— Qué hacer —
Sigue escribiendo el texto sobre el miedo a partir de su última frase.

━━━ Fragmento de texto

Y, aunque no me ha dado por alistarme en las filas de la Stasi de balcón, tampoco me ha dado por creerme un maqui. Porque tengo miedo, claro que tengo miedo. Tengo miedo y por eso no ficho rincones en los que hacer yoga ni kung fu sino que me pongo vídeos de la Patri Jordán en el salón y doy cuatro saltos sintiéndome gilipollas. Tengo miedo y por eso no me invento excusas para salir a dar otro voltio, me han arrebatado -sí, también eso me han arrebatado- los cojones de jugar a esconderme de los Mossos con mis colegas sin más motivo ni razón que el de cumplir con mis deseos de pisar la calle. Y si tengo miedo es por la Goyi, que se sale a la ventana a hablar por teléfono y a la que solo le veo las manos desde el portal, llenas de anillos y arrugas. Tengo miedo por mi abuelo y por todos esos viejos que parece que se hubieran extinguido de pronto y es que de hecho muchos se han extinguido, a muchos los han tenido que enterrar en uno de esos rituales sin liturgia y con un máximo de tres personas por caja de pino. Tengo miedo de no estar a la altura de las que fueron sus luchas y de lo que nos dieron: la vida y el amor.

━━━━━━
━━━ Datos de entrada

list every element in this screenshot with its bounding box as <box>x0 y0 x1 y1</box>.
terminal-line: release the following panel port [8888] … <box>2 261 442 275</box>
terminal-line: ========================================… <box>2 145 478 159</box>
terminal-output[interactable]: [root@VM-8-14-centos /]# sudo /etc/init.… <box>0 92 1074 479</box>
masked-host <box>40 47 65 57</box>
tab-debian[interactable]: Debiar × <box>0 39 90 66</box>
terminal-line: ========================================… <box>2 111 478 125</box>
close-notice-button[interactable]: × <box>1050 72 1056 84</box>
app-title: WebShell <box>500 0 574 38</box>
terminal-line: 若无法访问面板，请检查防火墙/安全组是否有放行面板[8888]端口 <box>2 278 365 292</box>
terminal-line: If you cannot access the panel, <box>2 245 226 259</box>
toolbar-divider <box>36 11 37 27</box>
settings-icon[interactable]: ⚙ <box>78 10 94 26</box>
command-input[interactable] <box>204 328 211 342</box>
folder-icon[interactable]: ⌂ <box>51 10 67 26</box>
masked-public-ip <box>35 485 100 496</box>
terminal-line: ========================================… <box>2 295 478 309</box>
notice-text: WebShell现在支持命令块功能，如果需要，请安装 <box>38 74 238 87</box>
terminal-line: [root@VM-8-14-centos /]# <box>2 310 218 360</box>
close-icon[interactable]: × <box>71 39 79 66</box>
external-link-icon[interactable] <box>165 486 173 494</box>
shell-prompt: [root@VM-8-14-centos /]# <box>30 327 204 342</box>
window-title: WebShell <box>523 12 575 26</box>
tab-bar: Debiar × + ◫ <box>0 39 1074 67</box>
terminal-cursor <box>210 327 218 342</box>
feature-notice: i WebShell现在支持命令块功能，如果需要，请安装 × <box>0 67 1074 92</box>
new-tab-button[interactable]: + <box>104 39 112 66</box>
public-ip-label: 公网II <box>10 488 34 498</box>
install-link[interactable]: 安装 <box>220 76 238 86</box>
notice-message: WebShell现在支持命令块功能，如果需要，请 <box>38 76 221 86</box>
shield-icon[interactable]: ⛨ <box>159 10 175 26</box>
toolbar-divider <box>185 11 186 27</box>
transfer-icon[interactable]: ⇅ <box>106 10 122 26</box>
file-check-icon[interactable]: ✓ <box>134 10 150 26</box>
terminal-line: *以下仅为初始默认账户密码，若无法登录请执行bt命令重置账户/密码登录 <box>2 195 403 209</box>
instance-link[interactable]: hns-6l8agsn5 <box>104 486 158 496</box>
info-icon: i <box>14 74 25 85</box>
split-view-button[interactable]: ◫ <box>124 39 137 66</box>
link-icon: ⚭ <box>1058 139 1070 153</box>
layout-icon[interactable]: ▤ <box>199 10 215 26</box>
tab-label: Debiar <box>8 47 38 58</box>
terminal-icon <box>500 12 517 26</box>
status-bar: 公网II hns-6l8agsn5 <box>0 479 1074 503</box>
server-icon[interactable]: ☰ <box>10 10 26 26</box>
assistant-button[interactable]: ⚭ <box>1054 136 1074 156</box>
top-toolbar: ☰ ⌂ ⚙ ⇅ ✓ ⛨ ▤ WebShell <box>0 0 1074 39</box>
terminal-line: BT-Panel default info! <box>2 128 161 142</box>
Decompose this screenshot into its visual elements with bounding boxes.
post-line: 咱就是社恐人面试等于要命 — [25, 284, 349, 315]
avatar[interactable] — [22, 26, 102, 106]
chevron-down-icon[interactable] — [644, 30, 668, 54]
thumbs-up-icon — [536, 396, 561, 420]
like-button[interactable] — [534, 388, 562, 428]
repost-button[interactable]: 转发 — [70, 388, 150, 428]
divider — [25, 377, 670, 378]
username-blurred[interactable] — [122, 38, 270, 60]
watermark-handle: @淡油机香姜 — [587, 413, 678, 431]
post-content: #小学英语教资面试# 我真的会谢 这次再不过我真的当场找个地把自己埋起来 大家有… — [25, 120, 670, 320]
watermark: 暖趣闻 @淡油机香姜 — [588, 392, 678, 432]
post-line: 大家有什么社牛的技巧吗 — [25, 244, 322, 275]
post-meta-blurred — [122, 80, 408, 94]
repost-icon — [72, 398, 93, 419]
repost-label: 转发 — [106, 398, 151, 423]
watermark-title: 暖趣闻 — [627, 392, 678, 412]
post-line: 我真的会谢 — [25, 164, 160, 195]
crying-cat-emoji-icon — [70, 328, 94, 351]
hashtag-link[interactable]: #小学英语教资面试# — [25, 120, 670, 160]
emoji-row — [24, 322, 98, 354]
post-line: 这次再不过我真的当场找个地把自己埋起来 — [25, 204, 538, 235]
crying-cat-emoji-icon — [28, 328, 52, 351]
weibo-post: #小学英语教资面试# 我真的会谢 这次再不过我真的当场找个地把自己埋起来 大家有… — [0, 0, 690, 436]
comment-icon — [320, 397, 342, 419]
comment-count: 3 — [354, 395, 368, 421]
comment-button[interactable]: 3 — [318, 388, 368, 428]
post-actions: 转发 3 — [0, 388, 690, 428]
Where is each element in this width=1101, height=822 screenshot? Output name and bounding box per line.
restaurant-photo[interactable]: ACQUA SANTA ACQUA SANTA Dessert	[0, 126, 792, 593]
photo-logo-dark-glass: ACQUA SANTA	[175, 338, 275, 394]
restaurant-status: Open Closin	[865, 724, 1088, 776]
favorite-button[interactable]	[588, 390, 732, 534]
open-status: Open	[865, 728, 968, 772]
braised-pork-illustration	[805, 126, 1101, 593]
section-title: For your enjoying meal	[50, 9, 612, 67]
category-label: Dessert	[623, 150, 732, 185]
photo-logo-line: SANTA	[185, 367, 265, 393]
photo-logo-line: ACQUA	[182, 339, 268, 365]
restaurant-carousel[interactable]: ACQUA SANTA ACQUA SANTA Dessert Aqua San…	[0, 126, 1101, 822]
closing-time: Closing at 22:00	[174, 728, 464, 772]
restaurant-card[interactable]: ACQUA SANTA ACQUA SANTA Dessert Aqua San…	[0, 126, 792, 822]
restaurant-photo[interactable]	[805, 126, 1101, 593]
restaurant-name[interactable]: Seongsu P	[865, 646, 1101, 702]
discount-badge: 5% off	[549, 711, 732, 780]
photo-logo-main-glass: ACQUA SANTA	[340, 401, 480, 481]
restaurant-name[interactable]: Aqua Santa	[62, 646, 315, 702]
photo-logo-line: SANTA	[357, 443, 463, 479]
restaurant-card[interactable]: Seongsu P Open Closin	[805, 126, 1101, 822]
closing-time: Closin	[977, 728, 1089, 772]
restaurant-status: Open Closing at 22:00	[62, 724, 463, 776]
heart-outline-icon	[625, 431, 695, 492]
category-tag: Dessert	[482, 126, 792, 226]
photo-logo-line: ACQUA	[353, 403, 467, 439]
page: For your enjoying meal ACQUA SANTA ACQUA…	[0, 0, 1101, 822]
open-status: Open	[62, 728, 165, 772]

━━━━━━

— Respuesta —
Lo único revolucionario a lo que aspiro ya, en vista de que no tengo guillotina que afilar ni fusil que cargar para cuando todo esto acabe y para los del «no se podía saber», para los que reaccionaron tarde y mal y volvieron a poner la economía en el centro, es a tener una familia. A criar y cuidar más y a trabajar menos. Esto lo pienso por un libro de Félix Rodrigo Mora que me terminé la semana pasada, que me encantó y que habla de la familia extensa como comunidad en la que no opera la teoría del valor. Por eso y porque en mi grupo de WhatsApp, en el que estamos mis 18 primos y mis 14 tíos, ha empezado a correr un reto viral. Se lo inventó Claudia, que tiene seis años y consiste, simplemente, en meter la cara en un plato de harina y nominar a alguien para que haga lo mismo.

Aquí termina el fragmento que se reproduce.